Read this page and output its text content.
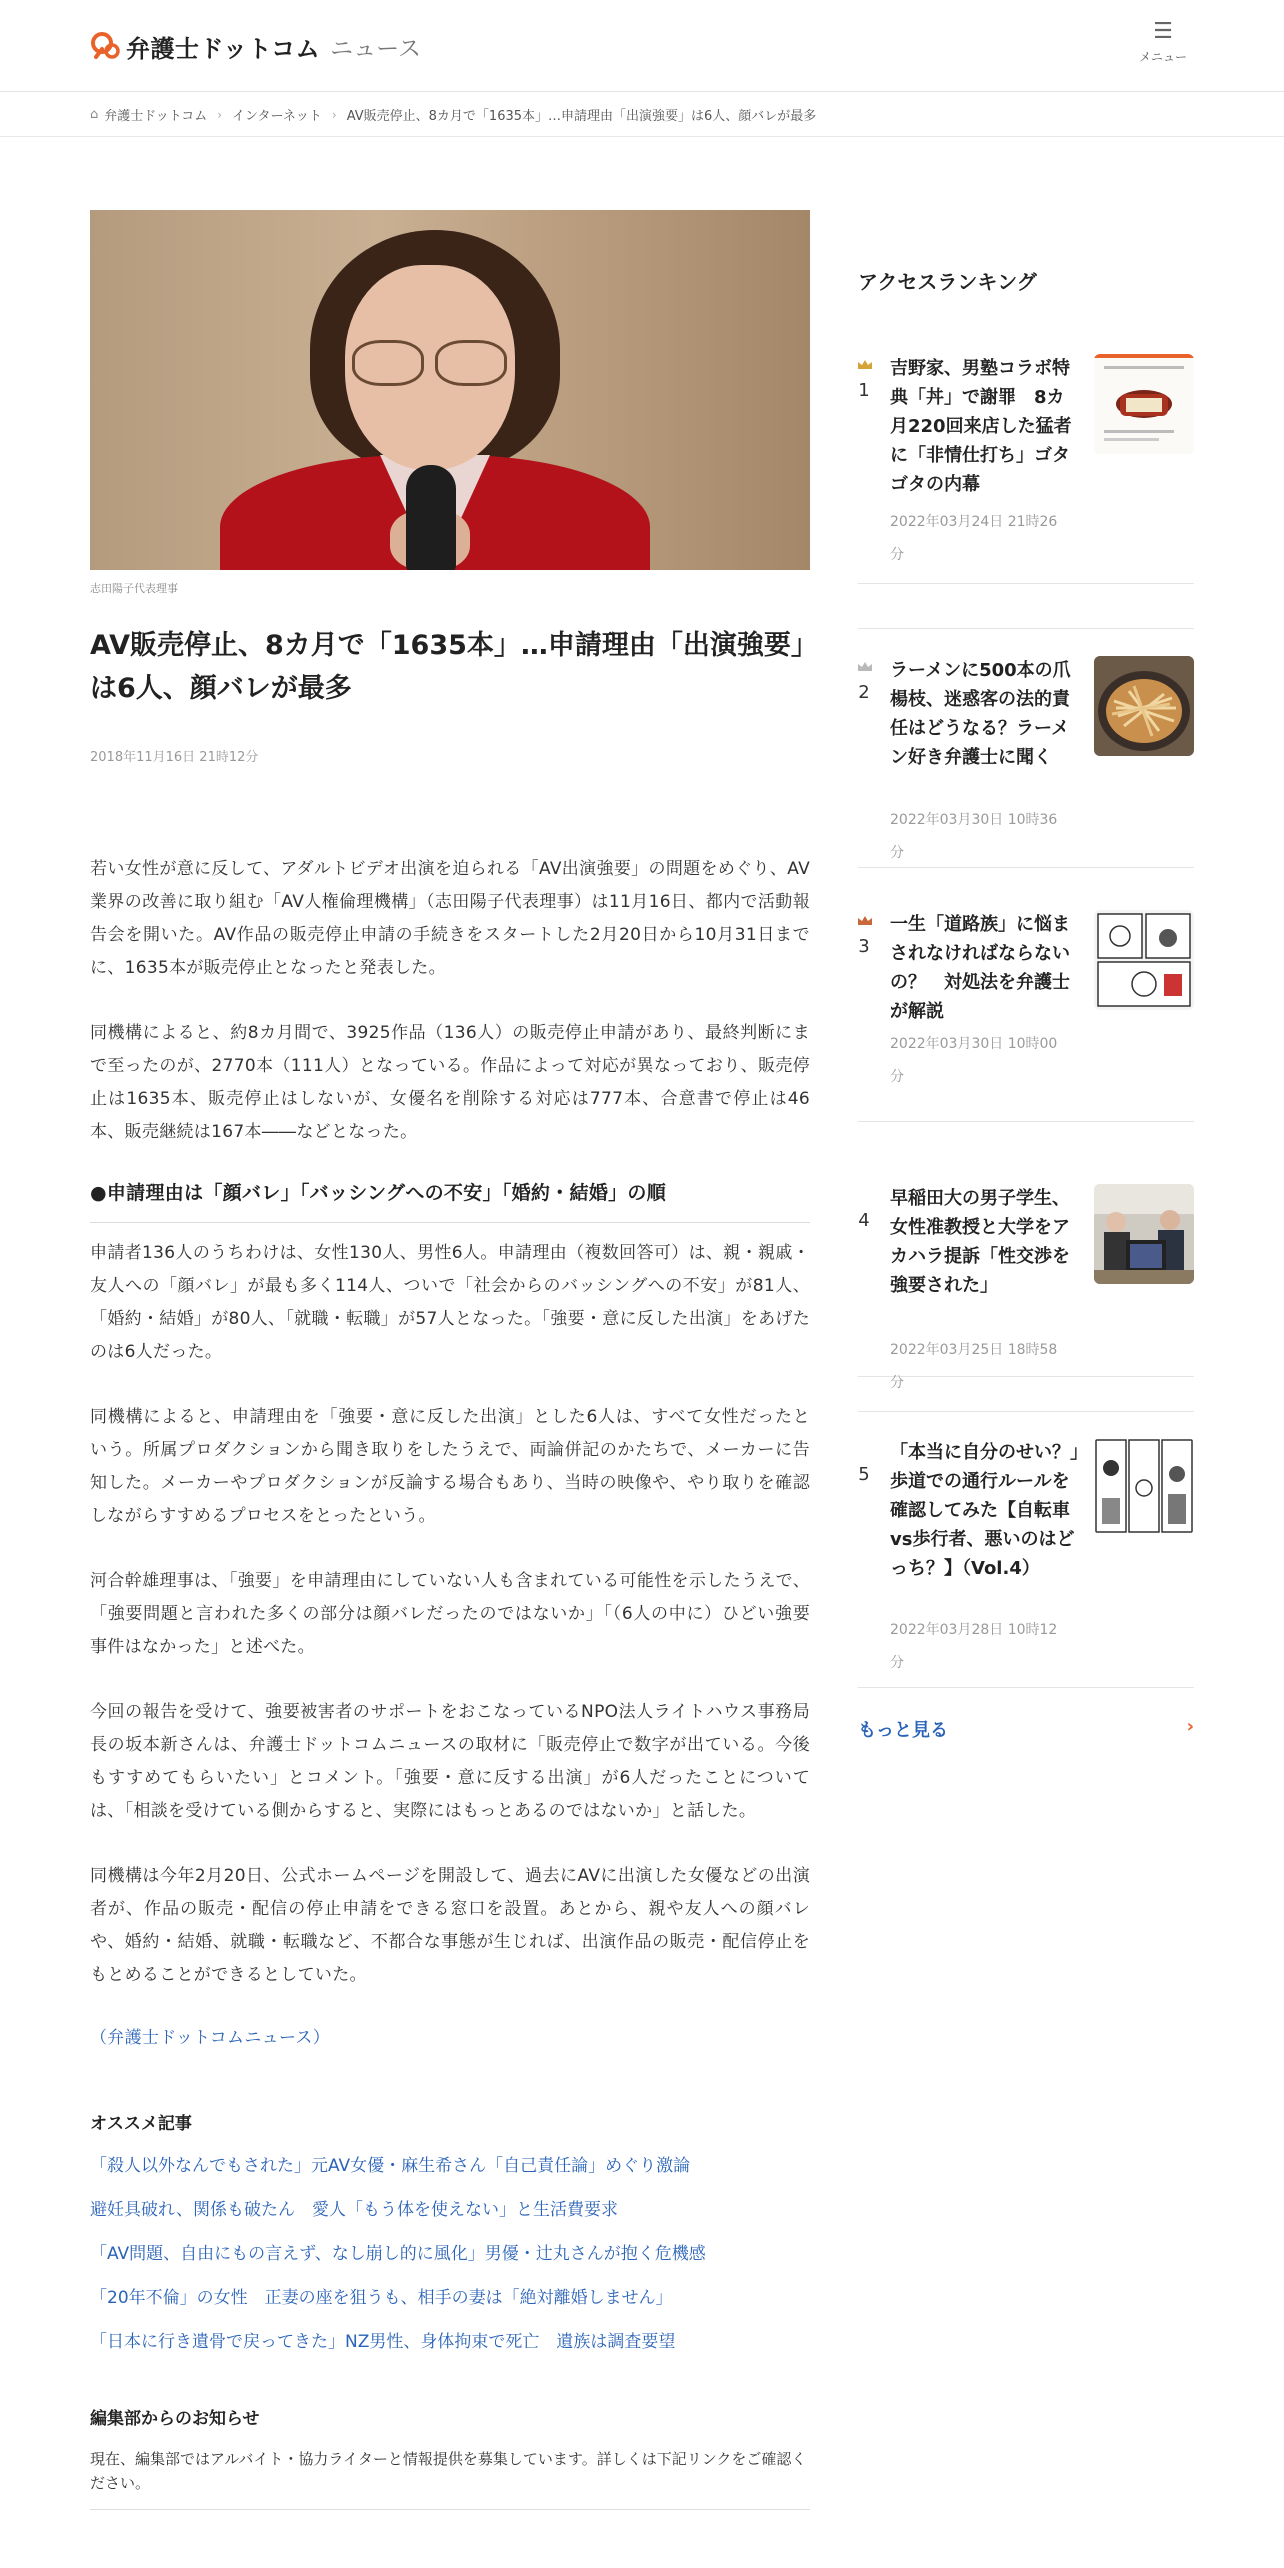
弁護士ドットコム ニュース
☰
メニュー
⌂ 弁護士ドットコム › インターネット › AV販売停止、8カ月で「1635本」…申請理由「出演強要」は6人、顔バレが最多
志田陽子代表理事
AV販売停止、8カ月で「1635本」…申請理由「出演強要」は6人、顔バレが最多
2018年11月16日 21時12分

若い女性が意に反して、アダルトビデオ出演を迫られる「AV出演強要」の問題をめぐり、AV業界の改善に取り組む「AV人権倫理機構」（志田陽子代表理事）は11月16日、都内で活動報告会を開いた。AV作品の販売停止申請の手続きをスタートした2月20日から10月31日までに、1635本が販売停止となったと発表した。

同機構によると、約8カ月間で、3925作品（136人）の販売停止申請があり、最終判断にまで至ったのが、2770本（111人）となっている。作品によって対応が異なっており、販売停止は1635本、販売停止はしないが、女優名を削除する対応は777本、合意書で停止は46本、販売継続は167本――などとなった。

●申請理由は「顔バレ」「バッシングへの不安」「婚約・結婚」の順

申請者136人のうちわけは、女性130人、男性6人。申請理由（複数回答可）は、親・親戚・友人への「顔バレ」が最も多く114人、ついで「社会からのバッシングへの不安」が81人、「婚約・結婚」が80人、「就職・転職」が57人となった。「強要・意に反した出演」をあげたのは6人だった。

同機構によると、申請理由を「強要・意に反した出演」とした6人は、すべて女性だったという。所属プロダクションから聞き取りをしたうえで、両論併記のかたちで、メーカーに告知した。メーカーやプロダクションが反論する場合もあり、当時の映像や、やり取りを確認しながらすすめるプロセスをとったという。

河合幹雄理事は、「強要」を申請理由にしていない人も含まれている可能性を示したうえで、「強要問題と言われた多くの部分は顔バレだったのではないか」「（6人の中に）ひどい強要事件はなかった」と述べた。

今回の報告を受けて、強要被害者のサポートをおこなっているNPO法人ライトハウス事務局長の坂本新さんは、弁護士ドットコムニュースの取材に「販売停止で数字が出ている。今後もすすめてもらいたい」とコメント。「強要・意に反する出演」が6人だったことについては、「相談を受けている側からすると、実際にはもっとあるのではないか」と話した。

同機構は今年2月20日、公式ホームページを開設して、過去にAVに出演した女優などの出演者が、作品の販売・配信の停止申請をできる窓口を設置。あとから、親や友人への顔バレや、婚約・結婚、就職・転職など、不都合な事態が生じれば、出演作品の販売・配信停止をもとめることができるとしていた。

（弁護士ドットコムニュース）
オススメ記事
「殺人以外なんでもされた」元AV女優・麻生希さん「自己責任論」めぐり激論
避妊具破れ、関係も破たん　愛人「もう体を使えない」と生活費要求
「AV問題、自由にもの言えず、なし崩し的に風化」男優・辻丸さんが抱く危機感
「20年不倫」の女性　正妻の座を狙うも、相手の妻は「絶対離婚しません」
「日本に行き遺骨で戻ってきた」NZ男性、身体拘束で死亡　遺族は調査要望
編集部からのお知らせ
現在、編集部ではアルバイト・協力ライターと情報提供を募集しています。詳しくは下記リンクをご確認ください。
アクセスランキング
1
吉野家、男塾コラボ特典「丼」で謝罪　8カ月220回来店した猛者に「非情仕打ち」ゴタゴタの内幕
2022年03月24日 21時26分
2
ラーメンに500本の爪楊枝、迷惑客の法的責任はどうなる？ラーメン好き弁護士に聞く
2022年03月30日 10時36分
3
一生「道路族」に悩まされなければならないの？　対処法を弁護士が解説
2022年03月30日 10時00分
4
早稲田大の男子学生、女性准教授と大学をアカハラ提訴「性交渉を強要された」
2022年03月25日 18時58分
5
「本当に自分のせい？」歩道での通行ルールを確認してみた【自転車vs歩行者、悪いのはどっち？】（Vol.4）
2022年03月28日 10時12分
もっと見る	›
##########
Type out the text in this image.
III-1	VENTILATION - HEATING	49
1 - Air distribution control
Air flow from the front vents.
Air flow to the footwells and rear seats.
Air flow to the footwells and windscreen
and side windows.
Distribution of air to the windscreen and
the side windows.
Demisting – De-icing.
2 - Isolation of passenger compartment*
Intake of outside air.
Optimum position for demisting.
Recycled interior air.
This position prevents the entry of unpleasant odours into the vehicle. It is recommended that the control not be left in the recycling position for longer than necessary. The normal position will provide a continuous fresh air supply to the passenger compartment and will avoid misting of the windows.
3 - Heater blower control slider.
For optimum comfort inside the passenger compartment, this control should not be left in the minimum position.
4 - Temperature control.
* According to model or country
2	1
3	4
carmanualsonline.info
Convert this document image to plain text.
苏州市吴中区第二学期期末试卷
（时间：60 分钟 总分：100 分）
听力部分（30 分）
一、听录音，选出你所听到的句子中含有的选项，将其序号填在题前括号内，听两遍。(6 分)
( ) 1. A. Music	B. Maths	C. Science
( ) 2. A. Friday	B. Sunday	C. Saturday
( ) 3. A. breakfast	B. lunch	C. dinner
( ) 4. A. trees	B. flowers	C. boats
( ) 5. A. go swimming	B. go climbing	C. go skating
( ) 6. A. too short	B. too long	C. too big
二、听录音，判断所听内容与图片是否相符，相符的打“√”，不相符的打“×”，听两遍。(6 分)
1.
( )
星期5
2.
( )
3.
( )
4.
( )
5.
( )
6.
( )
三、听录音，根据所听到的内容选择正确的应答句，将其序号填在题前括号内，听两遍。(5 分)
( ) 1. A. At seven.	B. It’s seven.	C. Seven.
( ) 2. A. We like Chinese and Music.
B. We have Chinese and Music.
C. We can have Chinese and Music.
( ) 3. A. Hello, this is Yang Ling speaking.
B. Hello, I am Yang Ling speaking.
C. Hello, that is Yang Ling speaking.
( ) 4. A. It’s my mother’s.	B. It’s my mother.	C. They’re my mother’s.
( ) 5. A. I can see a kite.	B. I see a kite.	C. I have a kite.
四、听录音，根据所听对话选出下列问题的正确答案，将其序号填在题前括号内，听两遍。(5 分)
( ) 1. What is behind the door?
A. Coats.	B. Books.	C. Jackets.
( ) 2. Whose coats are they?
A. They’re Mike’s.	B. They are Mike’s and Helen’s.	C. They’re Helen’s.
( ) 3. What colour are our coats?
##########
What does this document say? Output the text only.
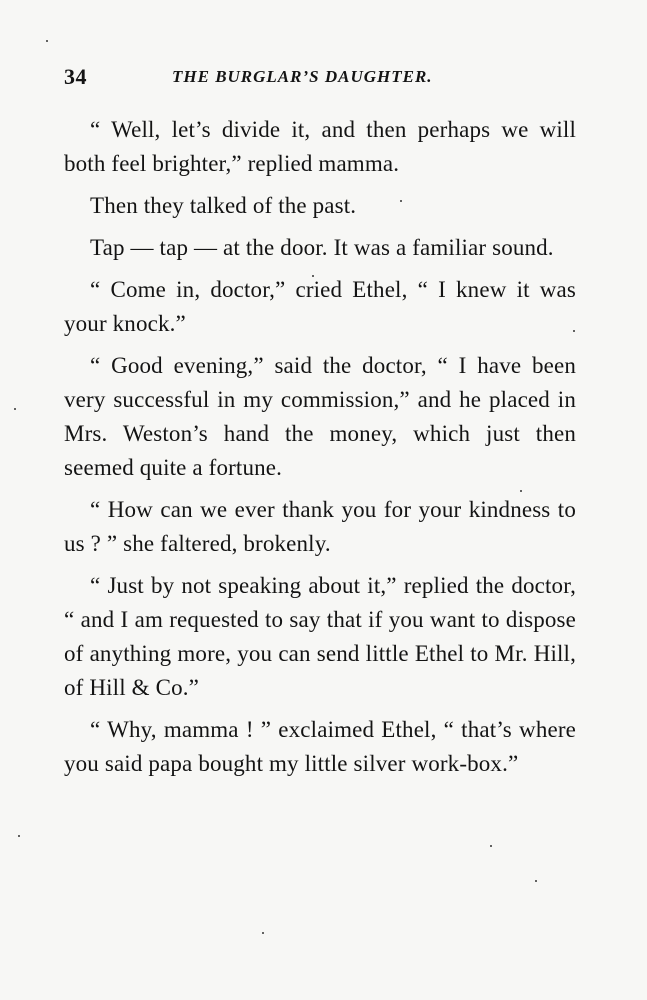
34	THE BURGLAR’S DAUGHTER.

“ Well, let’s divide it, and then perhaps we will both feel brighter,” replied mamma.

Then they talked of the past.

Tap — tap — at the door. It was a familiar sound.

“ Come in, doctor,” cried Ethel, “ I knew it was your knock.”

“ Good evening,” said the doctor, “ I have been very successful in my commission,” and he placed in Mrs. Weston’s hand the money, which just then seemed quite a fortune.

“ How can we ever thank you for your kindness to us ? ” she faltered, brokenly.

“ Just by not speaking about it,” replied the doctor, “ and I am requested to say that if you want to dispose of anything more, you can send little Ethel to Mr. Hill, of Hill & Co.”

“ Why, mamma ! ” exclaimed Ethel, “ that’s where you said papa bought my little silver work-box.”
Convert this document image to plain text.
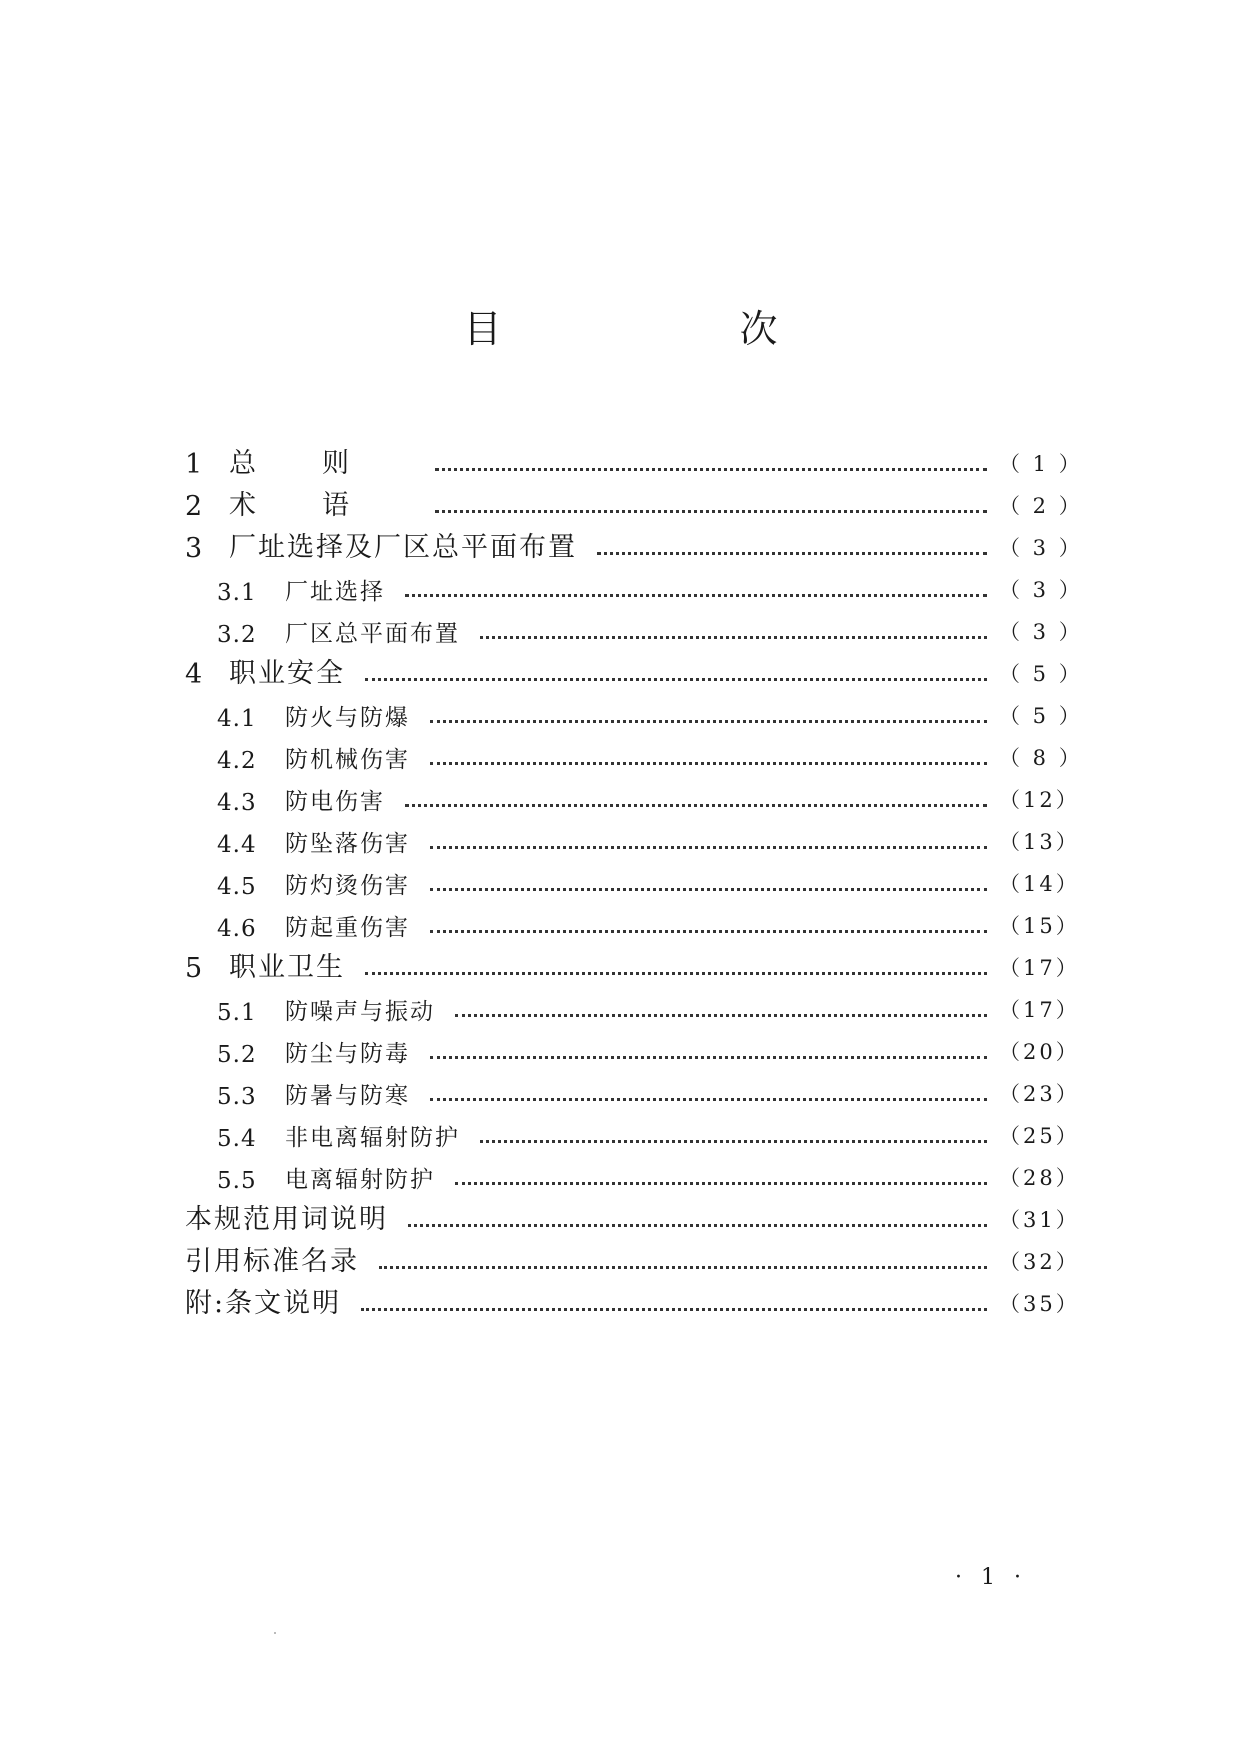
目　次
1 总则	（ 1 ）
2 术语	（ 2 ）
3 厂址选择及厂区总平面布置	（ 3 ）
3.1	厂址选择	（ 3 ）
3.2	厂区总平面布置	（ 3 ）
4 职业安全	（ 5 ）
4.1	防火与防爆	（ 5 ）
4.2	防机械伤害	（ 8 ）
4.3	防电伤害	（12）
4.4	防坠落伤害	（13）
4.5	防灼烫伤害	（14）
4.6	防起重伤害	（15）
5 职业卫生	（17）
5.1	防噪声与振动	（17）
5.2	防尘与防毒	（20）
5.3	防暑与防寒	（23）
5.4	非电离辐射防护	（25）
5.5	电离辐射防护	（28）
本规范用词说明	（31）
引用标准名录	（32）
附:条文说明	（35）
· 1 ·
##########
STATED PROBLEM |
Find the word "What" in the entries above and gather every line that holds it.

CORRECT ANSWER |
( ) 1. What is behind the door?
( ) 3. What colour are our coats?
What does this document say? Output the text only.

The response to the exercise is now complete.